» **Source passage**
Social, Geographical, and Register Variation in Dutch: From Written MOGELIJK to Spoken MOK

  1. 1. Karen Keune

    University of Nijmegen

  2. 2. Mirjam Ernestus

    Max Planck Institute for Psycholinguistics - University of Nijmegen

  3. 3. Roeland van Hout

    University of Nijmegen

  4. 4. Harald Baayen

    University of Nijmegen

Work text
In spontaneous speech words are often pronounced in
reduced form. Some words are reduced to such an extent
that an orthographic transcription would be very different from
the orthographic norm. An example from Dutch is the word
MOGE-LIJK ('poss-ible'), which can be pronounced not only
as MO.GE.LEK but also as MO.GEK, MO.LEK, or even as
Strongly reduced word forms are difficult to interpret without
syntactic or semantic context. When speakers of Dutch are
presented with the word mok in isolation, they tend not to be
able to assign a meaning to this string of phonemes. It is only
when the word is embedded in a sentence that its meaning
becomes available. Interestingly, listeners who understood the
meaning of MOK tend to think they heard the full, unreduced
form MOGELIJK. A central question in the research on the
comprehension of reduced words is what aspects of the
linguistic context allow the listener to access the associated
semantics (Kemps et al.).

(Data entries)
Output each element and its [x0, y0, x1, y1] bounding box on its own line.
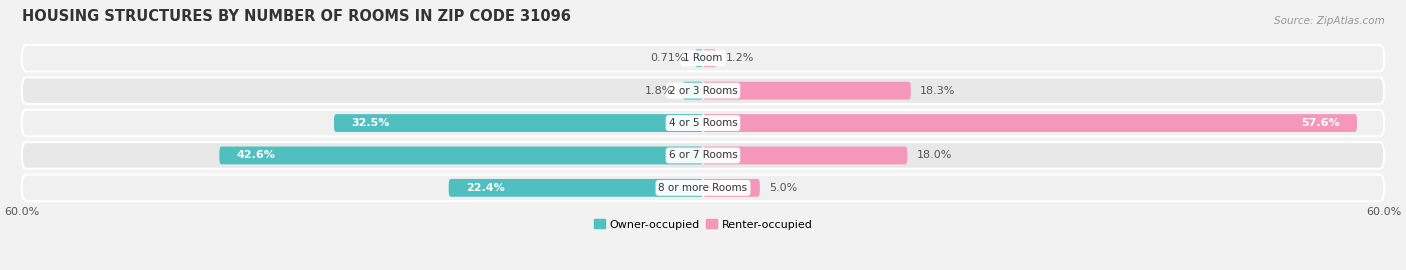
Text: 22.4%: 22.4% — [465, 183, 505, 193]
Text: 42.6%: 42.6% — [236, 150, 276, 160]
Text: HOUSING STRUCTURES BY NUMBER OF ROOMS IN ZIP CODE 31096: HOUSING STRUCTURES BY NUMBER OF ROOMS IN… — [21, 9, 571, 24]
FancyBboxPatch shape — [703, 179, 759, 197]
FancyBboxPatch shape — [21, 175, 1385, 201]
Text: 18.0%: 18.0% — [917, 150, 952, 160]
FancyBboxPatch shape — [21, 110, 1385, 136]
Text: 6 or 7 Rooms: 6 or 7 Rooms — [669, 150, 737, 160]
FancyBboxPatch shape — [449, 179, 703, 197]
FancyBboxPatch shape — [703, 82, 911, 100]
FancyBboxPatch shape — [703, 147, 907, 164]
Text: 18.3%: 18.3% — [920, 86, 955, 96]
FancyBboxPatch shape — [335, 114, 703, 132]
FancyBboxPatch shape — [703, 114, 1357, 132]
Text: 4 or 5 Rooms: 4 or 5 Rooms — [669, 118, 737, 128]
Legend: Owner-occupied, Renter-occupied: Owner-occupied, Renter-occupied — [589, 215, 817, 234]
Text: 1.8%: 1.8% — [645, 86, 673, 96]
Text: 57.6%: 57.6% — [1302, 118, 1340, 128]
Text: Source: ZipAtlas.com: Source: ZipAtlas.com — [1274, 16, 1385, 26]
FancyBboxPatch shape — [21, 142, 1385, 169]
Text: 0.71%: 0.71% — [651, 53, 686, 63]
FancyBboxPatch shape — [703, 49, 717, 67]
Text: 1.2%: 1.2% — [725, 53, 754, 63]
Text: 8 or more Rooms: 8 or more Rooms — [658, 183, 748, 193]
Text: 1 Room: 1 Room — [683, 53, 723, 63]
FancyBboxPatch shape — [682, 82, 703, 100]
FancyBboxPatch shape — [695, 49, 703, 67]
FancyBboxPatch shape — [21, 77, 1385, 104]
FancyBboxPatch shape — [219, 147, 703, 164]
FancyBboxPatch shape — [21, 45, 1385, 72]
Text: 2 or 3 Rooms: 2 or 3 Rooms — [669, 86, 737, 96]
Text: 5.0%: 5.0% — [769, 183, 797, 193]
Text: 32.5%: 32.5% — [352, 118, 389, 128]
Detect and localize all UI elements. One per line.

» **Stated exercise**
According to the passage on reduced word forms in spoken Dutch, what do listeners who understood the meaning of MOK tend to think they heard?

» **Response to the task**
They tend to think they heard the full, unreduced form MOGELIJK.